▸ **OBJECTIVE**
Render everything from the line containing "page-title: ВВЕДЕНИЕ bbox=[475, 100, 596, 124]" down to the line containing "tasks-list bbox=[143, 638, 928, 890]" as a Markdown table. Use the columns Row and Line, number the rows, and leave out blank lines.

## begin DATASET ROWS

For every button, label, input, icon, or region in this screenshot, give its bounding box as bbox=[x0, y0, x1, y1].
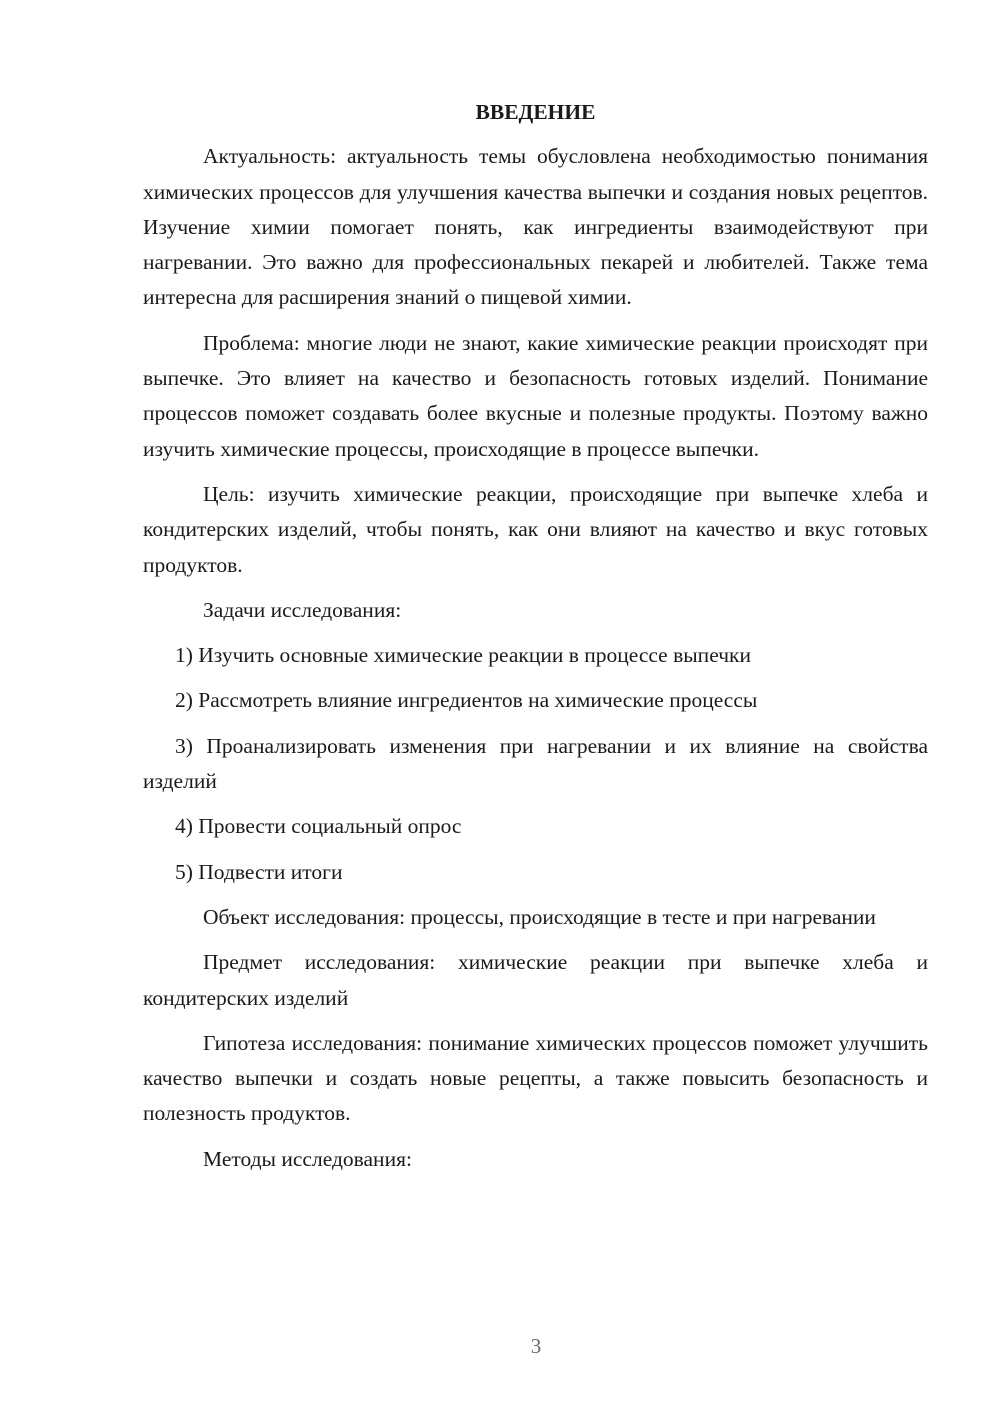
page-title: ВВЕДЕНИЕ bbox=[475, 100, 596, 124]
problem-paragraph: Проблема: многие люди не знают, какие химические реакции происходят при выпечке. Это влияет на качество и безопасность готовых изделий. Понимание процессов поможет создавать более вкусные и полезные продукты. Поэтому важно изучить химические процессы, происходящие в процессе выпечки. bbox=[143, 330, 928, 461]
page-content bbox=[143, 95, 928, 1187]
relevance-paragraph: Актуальность: актуальность темы обусловлена необходимостью понимания химических процессов для улучшения качества выпечки и создания новых рецептов. Изучение химии помогает понять, как ингредиенты взаимодействуют при нагревании. Это важно для профессиональных пекарей и любителей. Также тема интересна для расширения знаний о пищевой химии. bbox=[143, 144, 928, 310]
hypothesis-paragraph: Гипотеза исследования: понимание химических процессов поможет улучшить качество выпечки и создать новые рецепты, а также повысить безопасность и полезность продуктов. bbox=[143, 1030, 928, 1126]
list-item: 5) Подвести итоги bbox=[175, 859, 343, 884]
tasks-list bbox=[143, 638, 928, 890]
list-item: 3) Проанализировать изменения при нагревании и их влияние на свойства изделий bbox=[143, 733, 928, 794]
page-number: 3 bbox=[530, 1334, 542, 1358]
subject-paragraph: Предмет исследования: химические реакции при выпечке хлеба и кондитерских изделий bbox=[143, 950, 928, 1010]
object-paragraph: Объект исследования: процессы, происходящие в тесте и при нагревании bbox=[203, 904, 876, 929]
list-item: 2) Рассмотреть влияние ингредиентов на химические процессы bbox=[175, 688, 758, 713]
methods-heading: Методы исследования: bbox=[203, 1146, 412, 1171]
tasks-heading: Задачи исследования: bbox=[203, 597, 402, 622]
goal-paragraph: Цель: изучить химические реакции, происходящие при выпечке хлеба и кондитерских изделий, чтобы понять, как они влияют на качество и вкус готовых продуктов. bbox=[143, 481, 928, 577]
list-item: 1) Изучить основные химические реакции в процессе выпечки bbox=[175, 643, 751, 668]
list-item: 4) Провести социальный опрос bbox=[175, 814, 462, 839]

## end DATASET ROWS

▸ **SOLVED EXERCISE**
| Row | Line |
|---|---|
| 1 | page-title: ВВЕДЕНИЕ bbox=[475, 100, 596, 124] |
| 2 | problem-paragraph: Проблема: многие люди не знают, какие химические реакции происходят при выпечке. Это влияет на качество и безопасность готовых изделий. Понимание процессов поможет создавать более вкусные и полезные продукты. Поэтому важно изучить химические процессы, происходящие в процессе выпечки. bbox=[143, 330, 928, 461] |
| 3 | page-content bbox=[143, 95, 928, 1187] |
| 4 | relevance-paragraph: Актуальность: актуальность темы обусловлена необходимостью понимания химических процессов для улучшения качества выпечки и создания новых рецептов. Изучение химии помогает понять, как ингредиенты взаимодействуют при нагревании. Это важно для профессиональных пекарей и любителей. Также тема интересна для расширения знаний о пищевой химии. bbox=[143, 144, 928, 310] |
| 5 | hypothesis-paragraph: Гипотеза исследования: понимание химических процессов поможет улучшить качество выпечки и создать новые рецепты, а также повысить безопасность и полезность продуктов. bbox=[143, 1030, 928, 1126] |
| 6 | list-item: 5) Подвести итоги bbox=[175, 859, 343, 884] |
| 7 | tasks-list bbox=[143, 638, 928, 890] |